WHAT THE TASK ASKS:
Keep only those lines of the records that include the string "Omnibus".

ENTRIES PROVIDED:
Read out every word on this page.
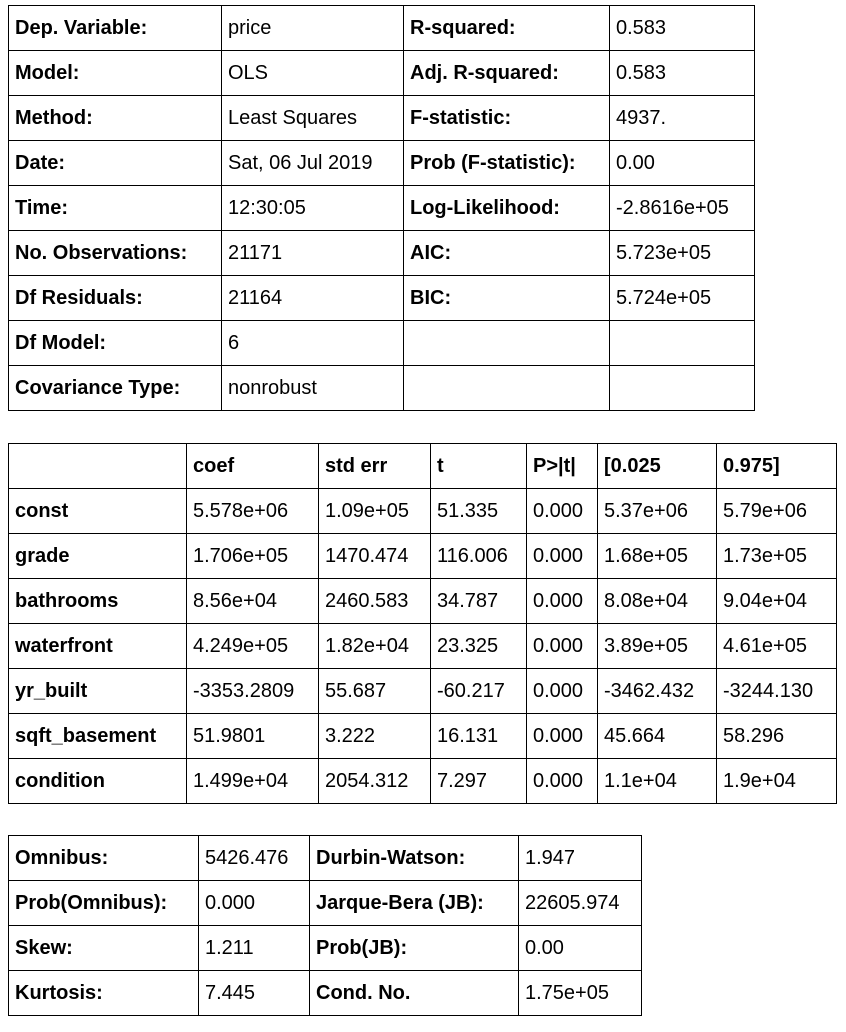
Dep. Variable:	price	R-squared:	0.583
Model:	OLS	Adj. R-squared:	0.583
Method:	Least Squares	F-statistic:	4937.
Date:	Sat, 06 Jul 2019	Prob (F-statistic):	0.00
Time:	12:30:05	Log-Likelihood:	-2.8616e+05
No. Observations:	21171	AIC:	5.723e+05
Df Residuals:	21164	BIC:	5.724e+05
Df Model:	6		
Covariance Type:	nonrobust		
	coef	std err	t	P>|t|	[0.025	0.975]
const	5.578e+06	1.09e+05	51.335	0.000	5.37e+06	5.79e+06
grade	1.706e+05	1470.474	116.006	0.000	1.68e+05	1.73e+05
bathrooms	8.56e+04	2460.583	34.787	0.000	8.08e+04	9.04e+04
waterfront	4.249e+05	1.82e+04	23.325	0.000	3.89e+05	4.61e+05
yr_built	-3353.2809	55.687	-60.217	0.000	-3462.432	-3244.130
sqft_basement	51.9801	3.222	16.131	0.000	45.664	58.296
condition	1.499e+04	2054.312	7.297	0.000	1.1e+04	1.9e+04
Omnibus:	5426.476	Durbin-Watson:	1.947
Prob(Omnibus):	0.000	Jarque-Bera (JB):	22605.974
Skew:	1.211	Prob(JB):	0.00
Kurtosis:	7.445	Cond. No.	1.75e+05
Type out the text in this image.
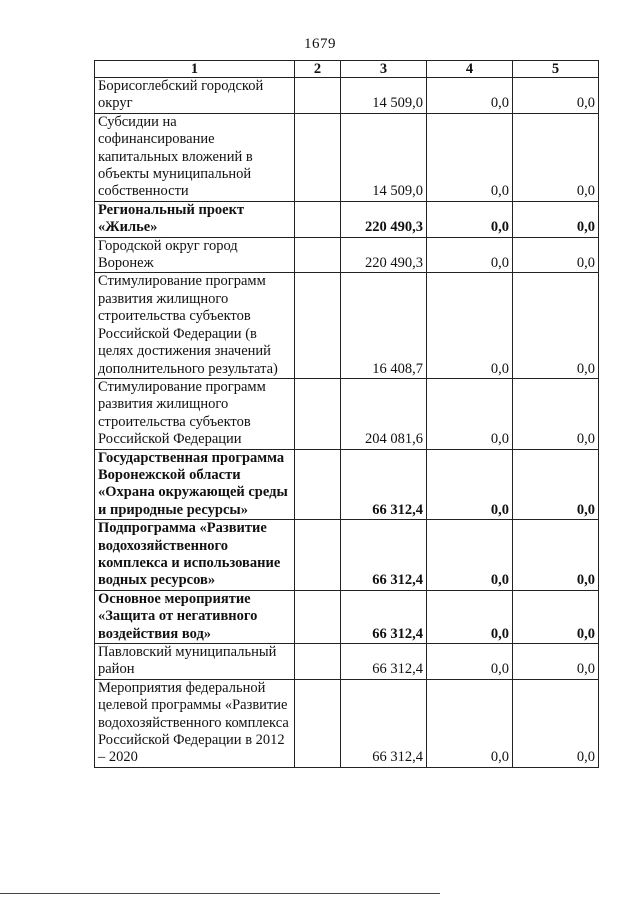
1679
1	2	3	4	5
Борисоглебский городской округ		14 509,0	0,0	0,0
Субсидии на софинансирование капитальных вложений в объекты муниципальной собственности		14 509,0	0,0	0,0
Региональный проект «Жилье»		220 490,3	0,0	0,0
Городской округ город Воронеж		220 490,3	0,0	0,0
Стимулирование программ развития жилищного строительства субъектов Российской Федерации (в целях достижения значений дополнительного результата)		16 408,7	0,0	0,0
Стимулирование программ развития жилищного строительства субъектов Российской Федерации		204 081,6	0,0	0,0
Государственная программа Воронежской области «Охрана окружающей среды и природные ресурсы»		66 312,4	0,0	0,0
Подпрограмма «Развитие водохозяйственного комплекса и использование водных ресурсов»		66 312,4	0,0	0,0
Основное мероприятие «Защита от негативного воздействия вод»		66 312,4	0,0	0,0
Павловский муниципальный район		66 312,4	0,0	0,0
Мероприятия федеральной целевой программы «Развитие водохозяйственного комплекса Российской Федерации в 2012 – 2020		66 312,4	0,0	0,0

SOLUTION BELOW:
Omnibus:	5426.476	Durbin-Watson:	1.947
Prob(Omnibus):	0.000	Jarque-Bera (JB):	22605.974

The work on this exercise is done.